-- begin Record extracts --

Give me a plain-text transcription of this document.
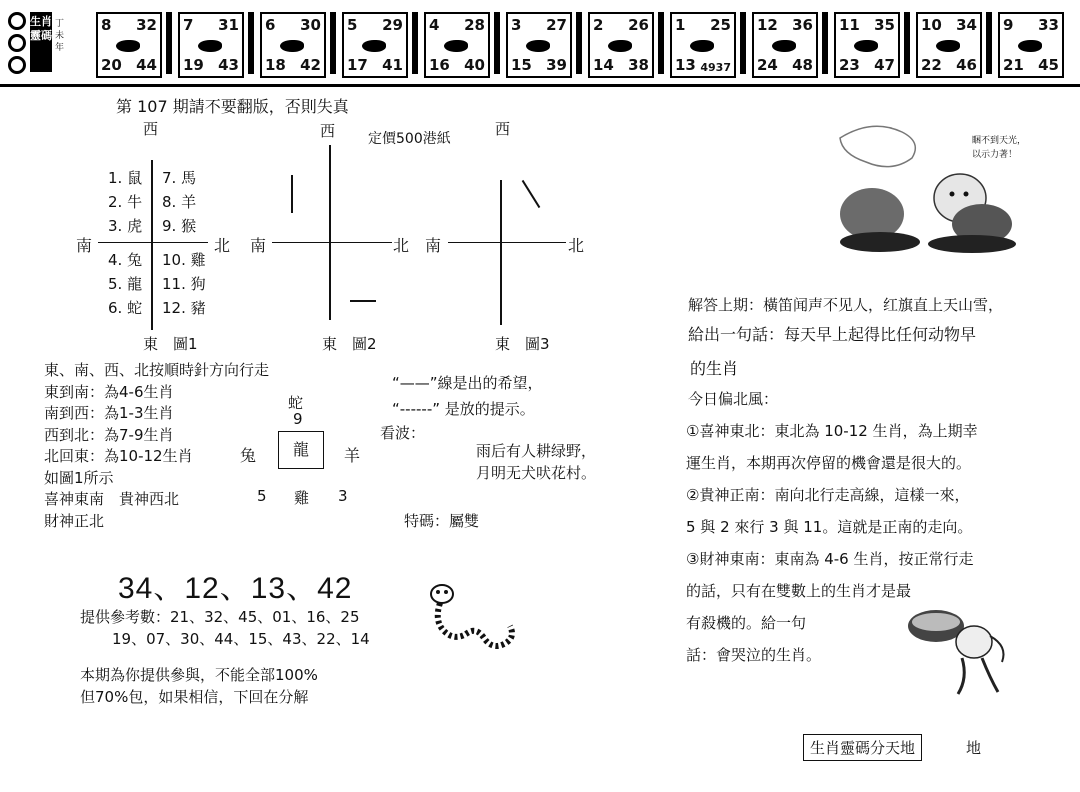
生肖靈碼
丁未年
8 32
20 44
7 31
19 43
6 30
18 42
5 29
17 41
4 28
16 40
3 27
15 39
2 26
14 38
1 25
13 4937
12 36
24 48
11 35
23 47
10 34
22 46
9 33
21 45
第 107 期請不要翻版，否則失真
定價500港紙
西
南	北
1. 鼠
2. 牛
3. 虎
4. 兔
5. 龍
6. 蛇
7. 馬
8. 羊
9. 猴
10. 雞
11. 狗
12. 豬
東　圖1
西
南	北
東　圖2
西
南	北
東　圖3
東、南、西、北按順時針方向行走
東到南：為4-6生肖
南到西：為1-3生肖
西到北：為7-9生肖
北回東：為10-12生肖
如圖1所示
喜神東南　貴神西北
財神正北
蛇
9
兔	龍	羊
5 雞 3
“——”線是出的希望，
“------” 是放的提示。
看波：
雨后有人耕绿野，
月明无犬吠花村。
特碼：屬雙
34、12、13、42
提供參考數：21、32、45、01、16、25
19、07、30、44、15、43、22、14
本期為你提供參與，不能全部100%
但70%包，如果相信，下回在分解
睏不到天光，以示力著！
解答上期：橫笛闻声不见人，红旗直上天山雪，
給出一句話：每天早上起得比任何动物早
的生肖
今日偏北風：
①喜神東北：東北為 10-12 生肖，為上期幸
運生肖，本期再次停留的機會還是很大的。
②貴神正南：南向北行走高線，這樣一來，
5 與 2 來行 3 與 11。這就是正南的走向。
③財神東南：東南為 4-6 生肖，按正常行走
的話，只有在雙數上的生肖才是最
有殺機的。給一句
話：會哭泣的生肖。
生肖靈碼分天地	地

-- end Record extracts --

» **Stated task**: Print the whole listing above once more, word for word, without its pictures.

» **Completed exercise**:
Give me a plain-text transcription of this document.
生肖靈碼
丁未年
8 32
20 44
7 31
19 43
6 30
18 42
5 29
17 41
4 28
16 40
3 27
15 39
2 26
14 38
1 25
13 4937
12 36
24 48
11 35
23 47
10 34
22 46
9 33
21 45
第 107 期請不要翻版，否則失真
定價500港紙
西
南	北
1. 鼠
2. 牛
3. 虎
4. 兔
5. 龍
6. 蛇
7. 馬
8. 羊
9. 猴
10. 雞
11. 狗
12. 豬
東　圖1
西
南	北
東　圖2
西
南	北
東　圖3
東、南、西、北按順時針方向行走
東到南：為4-6生肖
南到西：為1-3生肖
西到北：為7-9生肖
北回東：為10-12生肖
如圖1所示
喜神東南　貴神西北
財神正北
蛇
9
兔	龍	羊
5 雞 3
“——”線是出的希望，
“------” 是放的提示。
看波：
雨后有人耕绿野，
月明无犬吠花村。
特碼：屬雙
34、12、13、42
提供參考數：21、32、45、01、16、25
19、07、30、44、15、43、22、14
本期為你提供參與，不能全部100%
但70%包，如果相信，下回在分解
睏不到天光，以示力著！
解答上期：橫笛闻声不见人，红旗直上天山雪，
給出一句話：每天早上起得比任何动物早
的生肖
今日偏北風：
①喜神東北：東北為 10-12 生肖，為上期幸
運生肖，本期再次停留的機會還是很大的。
②貴神正南：南向北行走高線，這樣一來，
5 與 2 來行 3 與 11。這就是正南的走向。
③財神東南：東南為 4-6 生肖，按正常行走
的話，只有在雙數上的生肖才是最
有殺機的。給一句
話：會哭泣的生肖。
生肖靈碼分天地	地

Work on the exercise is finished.